• [Record set]:
= = = =

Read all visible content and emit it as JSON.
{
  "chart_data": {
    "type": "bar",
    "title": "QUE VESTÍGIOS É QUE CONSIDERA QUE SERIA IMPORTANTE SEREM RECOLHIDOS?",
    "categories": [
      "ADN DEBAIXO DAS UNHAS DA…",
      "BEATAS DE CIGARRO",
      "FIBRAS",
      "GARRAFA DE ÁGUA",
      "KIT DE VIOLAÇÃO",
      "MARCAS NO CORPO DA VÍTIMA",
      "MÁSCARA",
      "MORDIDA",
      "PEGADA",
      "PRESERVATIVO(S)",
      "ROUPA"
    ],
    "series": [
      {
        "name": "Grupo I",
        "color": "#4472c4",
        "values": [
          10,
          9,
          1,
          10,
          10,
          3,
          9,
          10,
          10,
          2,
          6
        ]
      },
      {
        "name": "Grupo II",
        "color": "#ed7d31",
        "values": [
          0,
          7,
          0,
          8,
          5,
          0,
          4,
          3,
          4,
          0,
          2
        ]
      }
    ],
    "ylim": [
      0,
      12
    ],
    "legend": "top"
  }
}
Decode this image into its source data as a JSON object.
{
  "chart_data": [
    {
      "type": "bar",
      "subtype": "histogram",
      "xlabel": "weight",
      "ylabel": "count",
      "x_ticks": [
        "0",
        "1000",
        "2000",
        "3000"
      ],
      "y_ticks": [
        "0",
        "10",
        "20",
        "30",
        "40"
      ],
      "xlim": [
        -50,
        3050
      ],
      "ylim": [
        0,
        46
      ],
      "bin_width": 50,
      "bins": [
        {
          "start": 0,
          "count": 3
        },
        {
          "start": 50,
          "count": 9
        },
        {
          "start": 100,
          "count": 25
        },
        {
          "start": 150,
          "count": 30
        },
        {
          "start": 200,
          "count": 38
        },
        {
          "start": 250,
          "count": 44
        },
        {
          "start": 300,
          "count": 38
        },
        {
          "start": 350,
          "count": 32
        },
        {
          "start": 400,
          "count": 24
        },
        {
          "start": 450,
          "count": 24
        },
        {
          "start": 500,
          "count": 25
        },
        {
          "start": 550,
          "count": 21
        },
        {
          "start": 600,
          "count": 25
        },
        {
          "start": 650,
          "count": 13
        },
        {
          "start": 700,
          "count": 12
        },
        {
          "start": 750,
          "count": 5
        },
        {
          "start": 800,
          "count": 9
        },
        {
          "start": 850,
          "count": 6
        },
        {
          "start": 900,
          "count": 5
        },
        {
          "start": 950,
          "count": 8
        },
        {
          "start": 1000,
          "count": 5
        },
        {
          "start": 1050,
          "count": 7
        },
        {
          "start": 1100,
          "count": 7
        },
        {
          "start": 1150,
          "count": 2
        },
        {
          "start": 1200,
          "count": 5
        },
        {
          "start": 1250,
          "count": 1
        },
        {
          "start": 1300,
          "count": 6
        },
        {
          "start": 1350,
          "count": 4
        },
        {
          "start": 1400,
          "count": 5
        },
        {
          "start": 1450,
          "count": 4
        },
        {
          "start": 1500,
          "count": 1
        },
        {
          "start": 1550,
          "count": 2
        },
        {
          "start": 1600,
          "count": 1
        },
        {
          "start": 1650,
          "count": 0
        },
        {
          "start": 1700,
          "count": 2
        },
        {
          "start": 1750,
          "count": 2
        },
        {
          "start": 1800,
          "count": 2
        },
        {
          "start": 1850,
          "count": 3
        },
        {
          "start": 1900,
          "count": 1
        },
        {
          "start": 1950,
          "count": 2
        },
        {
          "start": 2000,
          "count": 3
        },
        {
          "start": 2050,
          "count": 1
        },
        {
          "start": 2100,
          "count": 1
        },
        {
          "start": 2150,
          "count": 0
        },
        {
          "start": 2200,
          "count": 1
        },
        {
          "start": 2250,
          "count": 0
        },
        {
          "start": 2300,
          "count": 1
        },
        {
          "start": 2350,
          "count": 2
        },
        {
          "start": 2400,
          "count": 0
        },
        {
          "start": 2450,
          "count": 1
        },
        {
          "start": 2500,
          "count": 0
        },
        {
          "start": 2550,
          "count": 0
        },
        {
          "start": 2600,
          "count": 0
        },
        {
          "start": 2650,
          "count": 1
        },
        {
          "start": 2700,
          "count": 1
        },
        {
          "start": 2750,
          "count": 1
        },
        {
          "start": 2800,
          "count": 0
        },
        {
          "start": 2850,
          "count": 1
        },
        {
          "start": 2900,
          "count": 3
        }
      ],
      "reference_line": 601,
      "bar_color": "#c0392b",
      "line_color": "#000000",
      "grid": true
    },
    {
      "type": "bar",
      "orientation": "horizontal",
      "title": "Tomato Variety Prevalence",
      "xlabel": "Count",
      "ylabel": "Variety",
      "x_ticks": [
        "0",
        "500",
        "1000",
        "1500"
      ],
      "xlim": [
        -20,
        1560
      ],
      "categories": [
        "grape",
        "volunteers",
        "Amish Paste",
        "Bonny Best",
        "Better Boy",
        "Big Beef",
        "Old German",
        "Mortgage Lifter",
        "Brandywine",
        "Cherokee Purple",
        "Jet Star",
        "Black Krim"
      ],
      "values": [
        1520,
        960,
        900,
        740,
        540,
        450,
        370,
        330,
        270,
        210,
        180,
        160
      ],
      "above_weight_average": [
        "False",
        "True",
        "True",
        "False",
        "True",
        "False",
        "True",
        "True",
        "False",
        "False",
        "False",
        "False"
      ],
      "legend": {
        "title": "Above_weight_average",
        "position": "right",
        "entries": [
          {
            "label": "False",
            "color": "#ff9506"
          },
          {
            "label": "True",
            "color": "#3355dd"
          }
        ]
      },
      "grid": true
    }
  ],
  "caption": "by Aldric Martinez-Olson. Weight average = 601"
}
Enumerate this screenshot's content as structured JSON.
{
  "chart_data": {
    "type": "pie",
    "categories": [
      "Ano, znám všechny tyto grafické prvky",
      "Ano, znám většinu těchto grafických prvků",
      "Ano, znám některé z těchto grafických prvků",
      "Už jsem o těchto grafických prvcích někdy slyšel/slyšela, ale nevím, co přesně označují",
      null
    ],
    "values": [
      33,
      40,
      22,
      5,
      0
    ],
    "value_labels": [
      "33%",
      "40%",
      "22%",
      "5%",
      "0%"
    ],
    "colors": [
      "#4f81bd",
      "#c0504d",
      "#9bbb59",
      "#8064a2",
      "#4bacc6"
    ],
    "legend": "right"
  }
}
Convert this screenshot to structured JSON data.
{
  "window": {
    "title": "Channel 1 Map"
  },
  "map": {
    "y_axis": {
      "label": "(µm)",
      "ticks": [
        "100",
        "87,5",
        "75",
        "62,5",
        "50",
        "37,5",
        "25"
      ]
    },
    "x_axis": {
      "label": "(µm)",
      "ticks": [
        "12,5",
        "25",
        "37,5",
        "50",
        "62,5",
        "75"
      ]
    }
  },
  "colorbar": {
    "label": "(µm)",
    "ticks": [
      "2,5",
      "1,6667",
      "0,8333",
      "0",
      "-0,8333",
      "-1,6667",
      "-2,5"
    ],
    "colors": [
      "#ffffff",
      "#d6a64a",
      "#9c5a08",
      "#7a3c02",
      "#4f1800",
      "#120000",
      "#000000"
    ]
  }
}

= = = =

• [Exercise goal]:
Which lines in the data above contain "těchto"? Show each one.

• [Task answer]:
      "Ano, znám většinu těchto grafických prvků",
      "Ano, znám některé z těchto grafických prvků",
      "Už jsem o těchto grafických prvcích někdy slyšel/slyšela, ale nevím, co přesně označují",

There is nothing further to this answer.